--- Data section ---
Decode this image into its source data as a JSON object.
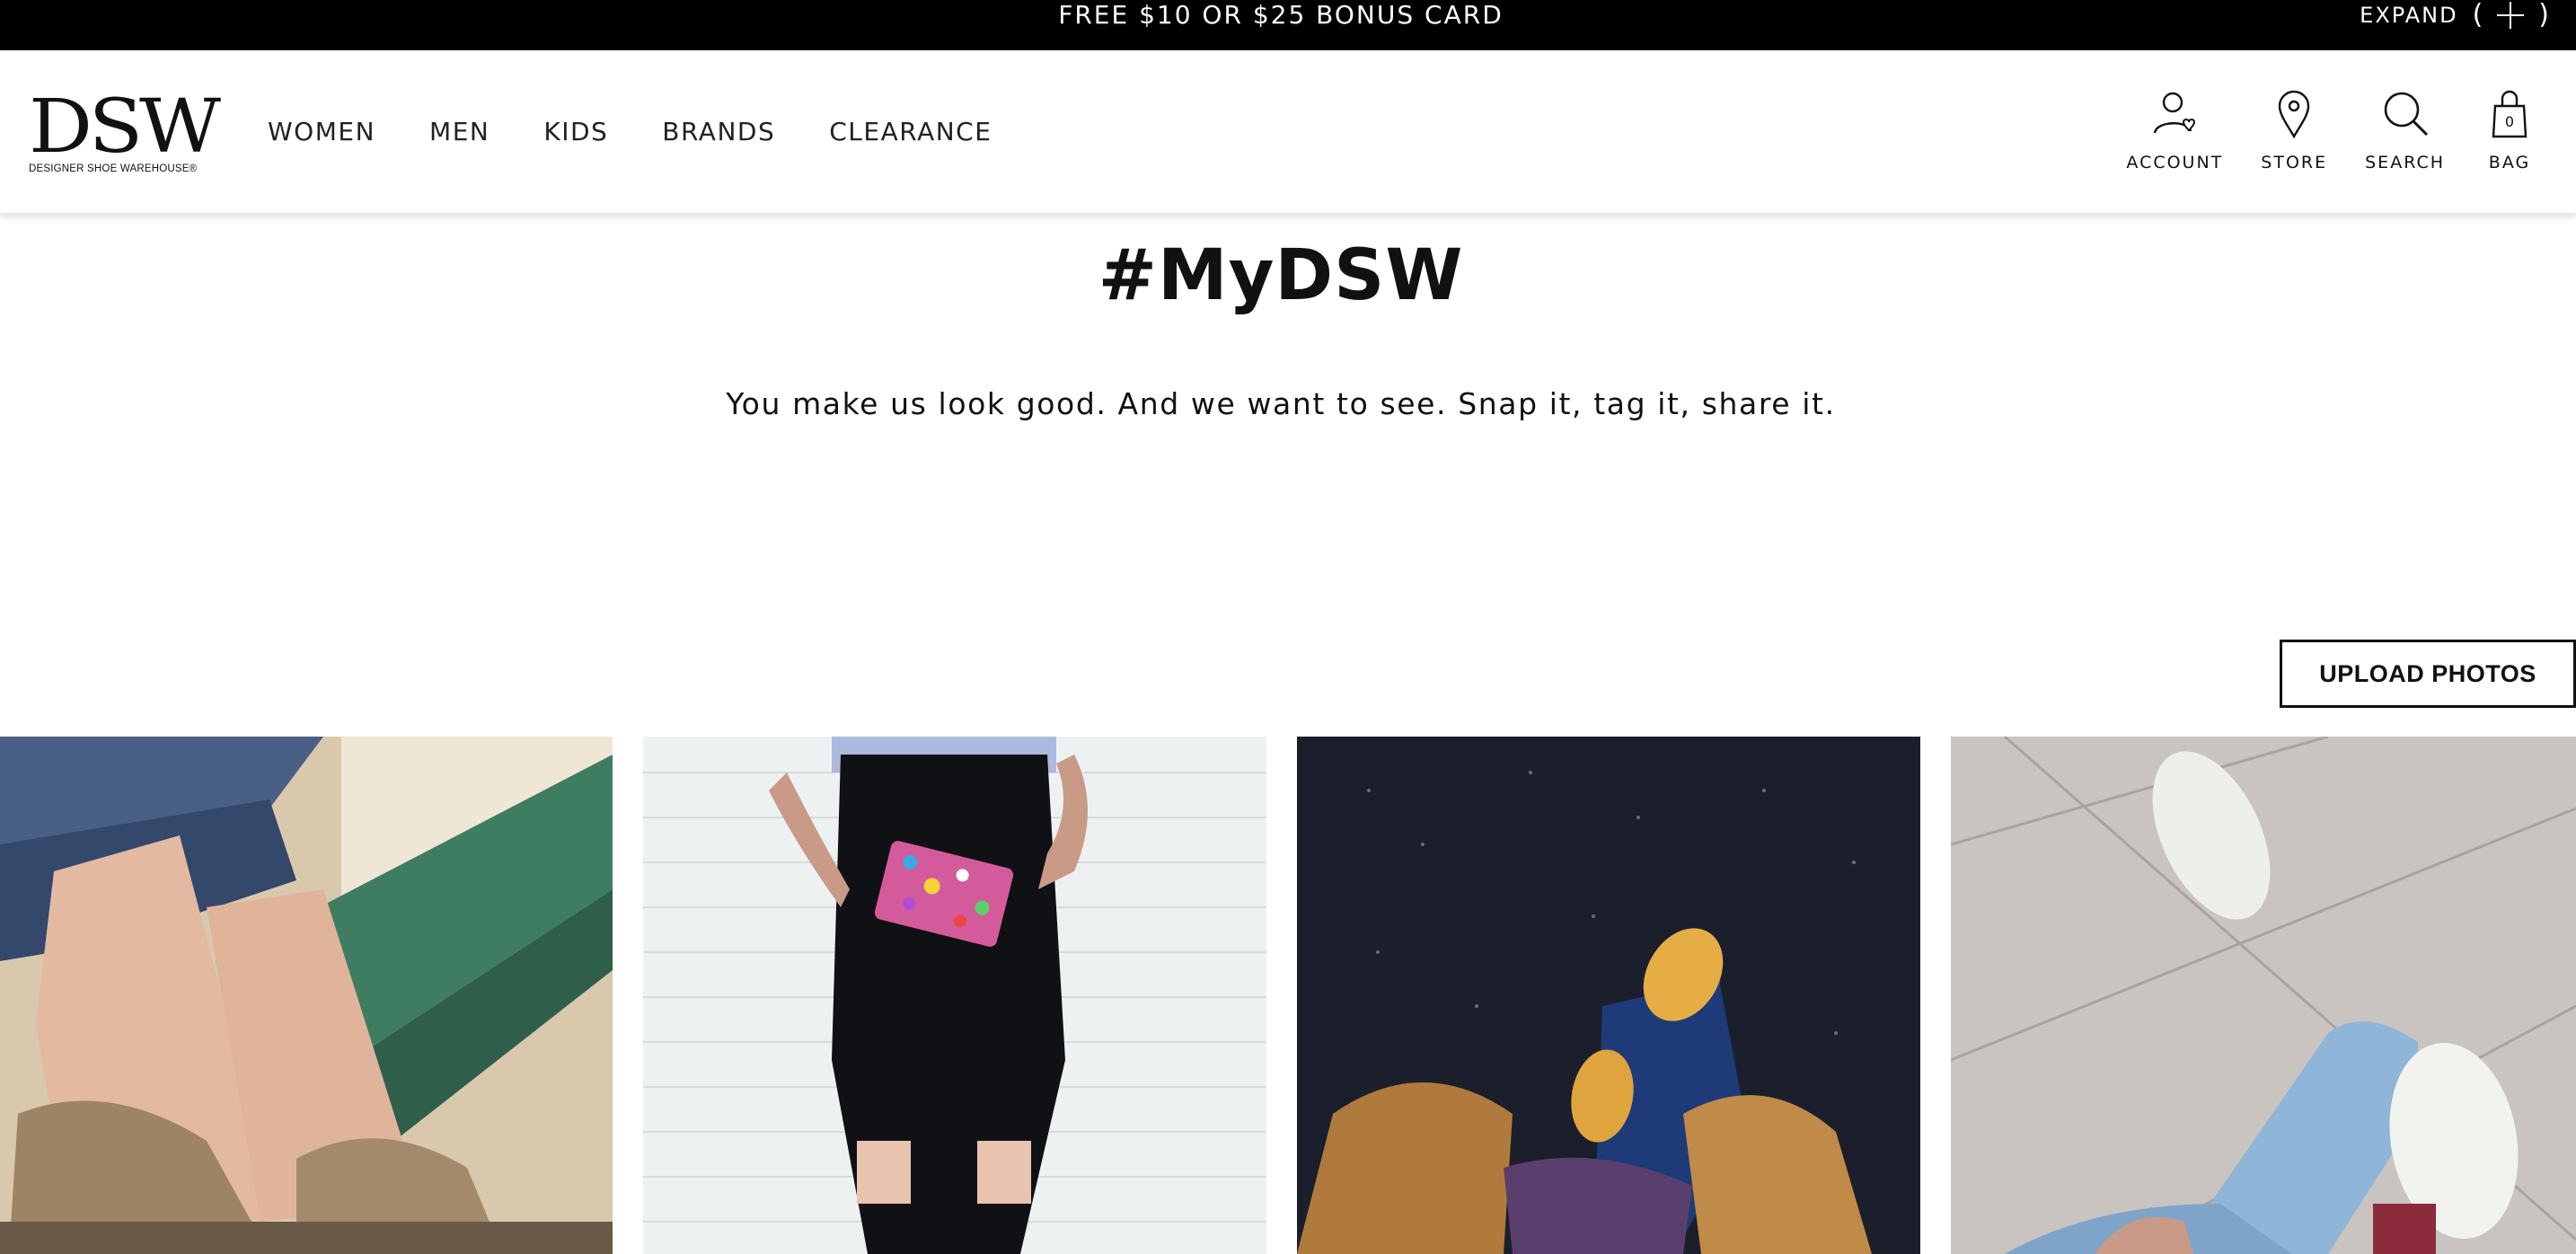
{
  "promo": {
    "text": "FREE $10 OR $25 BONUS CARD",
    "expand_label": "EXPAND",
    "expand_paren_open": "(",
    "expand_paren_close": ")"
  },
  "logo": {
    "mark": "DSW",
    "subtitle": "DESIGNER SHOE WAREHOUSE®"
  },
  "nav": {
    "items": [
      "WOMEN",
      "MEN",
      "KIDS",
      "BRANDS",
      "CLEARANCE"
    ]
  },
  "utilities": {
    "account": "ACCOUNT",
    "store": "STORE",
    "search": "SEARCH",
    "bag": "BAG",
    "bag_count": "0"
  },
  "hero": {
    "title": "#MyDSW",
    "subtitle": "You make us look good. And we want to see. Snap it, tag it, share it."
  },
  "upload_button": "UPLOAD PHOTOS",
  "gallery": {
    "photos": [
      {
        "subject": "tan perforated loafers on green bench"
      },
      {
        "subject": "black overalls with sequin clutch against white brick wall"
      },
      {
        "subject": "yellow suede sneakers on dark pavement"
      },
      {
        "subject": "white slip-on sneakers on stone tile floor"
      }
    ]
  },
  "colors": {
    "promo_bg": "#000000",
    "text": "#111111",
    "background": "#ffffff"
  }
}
---
What you have to do: Write out every record above exactly as it stands, but leave out the pictures.

Output for this exercise:
Decode this image into its source data as a JSON object.
{
  "promo": {
    "text": "FREE $10 OR $25 BONUS CARD",
    "expand_label": "EXPAND",
    "expand_paren_open": "(",
    "expand_paren_close": ")"
  },
  "logo": {
    "mark": "DSW",
    "subtitle": "DESIGNER SHOE WAREHOUSE®"
  },
  "nav": {
    "items": [
      "WOMEN",
      "MEN",
      "KIDS",
      "BRANDS",
      "CLEARANCE"
    ]
  },
  "utilities": {
    "account": "ACCOUNT",
    "store": "STORE",
    "search": "SEARCH",
    "bag": "BAG",
    "bag_count": "0"
  },
  "hero": {
    "title": "#MyDSW",
    "subtitle": "You make us look good. And we want to see. Snap it, tag it, share it."
  },
  "upload_button": "UPLOAD PHOTOS",
  "gallery": {
    "photos": [
      {
        "subject": "tan perforated loafers on green bench"
      },
      {
        "subject": "black overalls with sequin clutch against white brick wall"
      },
      {
        "subject": "yellow suede sneakers on dark pavement"
      },
      {
        "subject": "white slip-on sneakers on stone tile floor"
      }
    ]
  },
  "colors": {
    "promo_bg": "#000000",
    "text": "#111111",
    "background": "#ffffff"
  }
}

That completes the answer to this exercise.